>> Start Record list

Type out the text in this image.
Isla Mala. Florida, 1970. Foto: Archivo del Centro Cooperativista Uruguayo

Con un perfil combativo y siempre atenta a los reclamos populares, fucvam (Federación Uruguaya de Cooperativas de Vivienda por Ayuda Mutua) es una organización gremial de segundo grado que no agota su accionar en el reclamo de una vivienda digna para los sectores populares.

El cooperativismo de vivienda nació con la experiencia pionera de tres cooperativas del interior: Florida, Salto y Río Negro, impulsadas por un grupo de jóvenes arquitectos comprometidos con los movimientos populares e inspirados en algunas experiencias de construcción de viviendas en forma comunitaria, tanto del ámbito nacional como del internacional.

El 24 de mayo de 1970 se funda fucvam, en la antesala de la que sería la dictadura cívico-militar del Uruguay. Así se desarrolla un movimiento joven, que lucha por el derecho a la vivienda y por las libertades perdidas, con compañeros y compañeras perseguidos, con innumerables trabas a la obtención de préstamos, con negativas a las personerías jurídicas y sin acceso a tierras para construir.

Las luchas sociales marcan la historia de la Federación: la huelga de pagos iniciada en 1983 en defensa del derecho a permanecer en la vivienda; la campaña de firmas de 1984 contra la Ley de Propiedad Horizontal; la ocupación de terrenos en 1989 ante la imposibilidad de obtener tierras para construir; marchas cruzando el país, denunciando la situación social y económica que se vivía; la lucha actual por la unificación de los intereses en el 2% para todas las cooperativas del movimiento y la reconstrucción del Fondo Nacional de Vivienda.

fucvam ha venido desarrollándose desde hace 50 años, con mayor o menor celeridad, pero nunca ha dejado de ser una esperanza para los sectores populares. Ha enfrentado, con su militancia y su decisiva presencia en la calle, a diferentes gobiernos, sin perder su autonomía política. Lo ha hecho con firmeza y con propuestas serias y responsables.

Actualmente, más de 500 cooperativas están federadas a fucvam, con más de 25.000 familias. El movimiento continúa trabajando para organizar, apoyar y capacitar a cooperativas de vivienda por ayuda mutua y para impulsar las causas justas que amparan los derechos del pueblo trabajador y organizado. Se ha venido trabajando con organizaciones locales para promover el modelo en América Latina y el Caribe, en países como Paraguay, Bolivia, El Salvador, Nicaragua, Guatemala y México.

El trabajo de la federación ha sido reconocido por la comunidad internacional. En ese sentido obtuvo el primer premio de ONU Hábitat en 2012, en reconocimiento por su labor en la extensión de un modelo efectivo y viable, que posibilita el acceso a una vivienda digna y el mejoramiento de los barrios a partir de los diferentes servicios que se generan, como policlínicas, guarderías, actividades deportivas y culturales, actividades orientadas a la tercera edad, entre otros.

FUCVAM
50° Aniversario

>> End Record list

* **Your goal**: Copy every line above that includes the string "diferentes".

* **Task answer**:
fucvam ha venido desarrollándose desde hace 50 años, con mayor o menor celeridad, pero nunca ha dejado de ser una esperanza para los sectores populares. Ha enfrentado, con su militancia y su decisiva presencia en la calle, a diferentes gobiernos, sin perder su autonomía política. Lo ha hecho con firmeza y con propuestas serias y responsables.
El trabajo de la federación ha sido reconocido por la comunidad internacional. En ese sentido obtuvo el primer premio de ONU Hábitat en 2012, en reconocimiento por su labor en la extensión de un modelo efectivo y viable, que posibilita el acceso a una vivienda digna y el mejoramiento de los barrios a partir de los diferentes servicios que se generan, como policlínicas, guarderías, actividades deportivas y culturales, actividades orientadas a la tercera edad, entre otros.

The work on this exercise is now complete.